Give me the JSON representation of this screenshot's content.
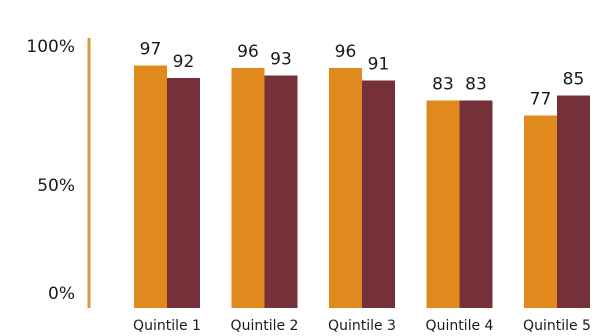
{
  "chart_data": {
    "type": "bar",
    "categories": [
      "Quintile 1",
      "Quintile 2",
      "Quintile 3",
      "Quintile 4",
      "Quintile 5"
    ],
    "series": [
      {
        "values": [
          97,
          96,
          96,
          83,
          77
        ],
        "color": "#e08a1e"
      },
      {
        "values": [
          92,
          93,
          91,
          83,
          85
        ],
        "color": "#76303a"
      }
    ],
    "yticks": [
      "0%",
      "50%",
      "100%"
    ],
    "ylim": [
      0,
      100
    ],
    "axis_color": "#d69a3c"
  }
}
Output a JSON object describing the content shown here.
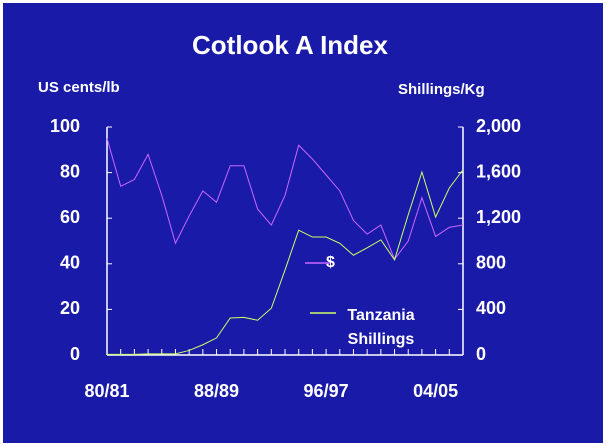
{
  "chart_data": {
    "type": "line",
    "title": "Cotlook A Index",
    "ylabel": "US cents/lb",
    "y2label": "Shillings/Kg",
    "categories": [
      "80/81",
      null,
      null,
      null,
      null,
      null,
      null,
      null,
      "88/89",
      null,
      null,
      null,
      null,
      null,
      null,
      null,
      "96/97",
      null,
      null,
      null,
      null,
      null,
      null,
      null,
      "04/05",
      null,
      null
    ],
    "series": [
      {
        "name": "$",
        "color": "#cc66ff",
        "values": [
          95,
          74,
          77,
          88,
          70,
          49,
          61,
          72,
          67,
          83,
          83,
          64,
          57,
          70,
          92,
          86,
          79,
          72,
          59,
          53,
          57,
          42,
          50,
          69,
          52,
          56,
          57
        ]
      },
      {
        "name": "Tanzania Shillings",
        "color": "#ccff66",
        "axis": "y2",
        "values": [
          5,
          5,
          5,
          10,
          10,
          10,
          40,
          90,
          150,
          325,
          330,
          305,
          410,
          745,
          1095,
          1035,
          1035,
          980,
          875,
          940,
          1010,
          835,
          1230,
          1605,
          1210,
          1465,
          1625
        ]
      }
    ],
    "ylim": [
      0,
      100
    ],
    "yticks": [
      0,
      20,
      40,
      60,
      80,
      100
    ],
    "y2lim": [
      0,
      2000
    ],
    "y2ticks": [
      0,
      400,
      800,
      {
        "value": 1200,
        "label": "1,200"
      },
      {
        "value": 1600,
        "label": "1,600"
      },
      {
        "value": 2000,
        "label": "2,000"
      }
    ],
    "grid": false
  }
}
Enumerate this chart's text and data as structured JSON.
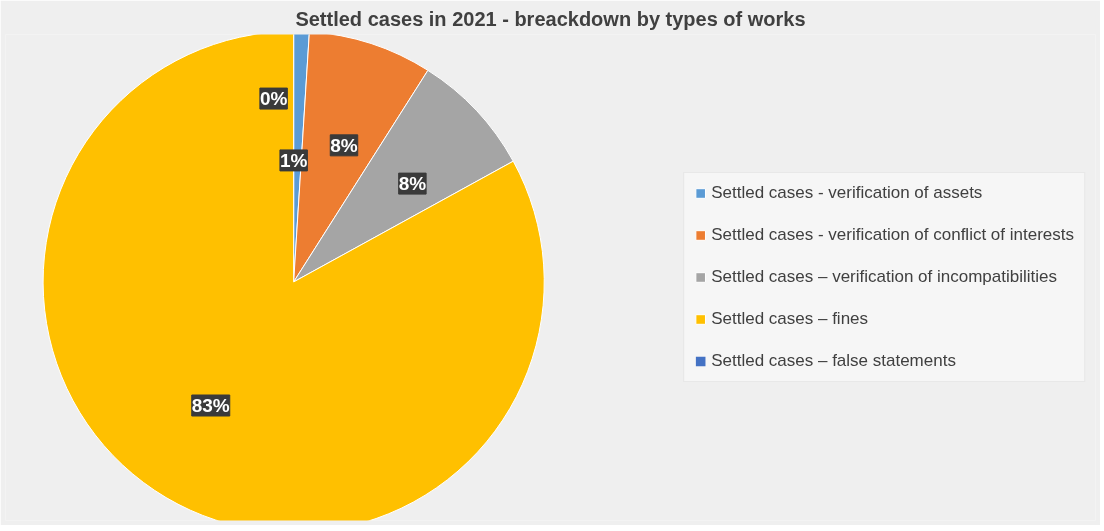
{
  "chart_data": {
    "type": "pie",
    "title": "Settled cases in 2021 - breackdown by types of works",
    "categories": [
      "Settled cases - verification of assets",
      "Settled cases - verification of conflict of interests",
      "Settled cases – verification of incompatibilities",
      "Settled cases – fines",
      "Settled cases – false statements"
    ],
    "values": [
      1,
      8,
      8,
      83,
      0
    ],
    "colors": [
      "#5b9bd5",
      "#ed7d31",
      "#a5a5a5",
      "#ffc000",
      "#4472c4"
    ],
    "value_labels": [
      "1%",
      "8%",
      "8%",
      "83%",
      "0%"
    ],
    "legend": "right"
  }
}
※ ※ ※
Scan the material above. Return every line containing the string "this".

#### [Exercise response]
Give me the JSON representation of this screenshot's content.
Enumerate this chart's text and data as structured JSON.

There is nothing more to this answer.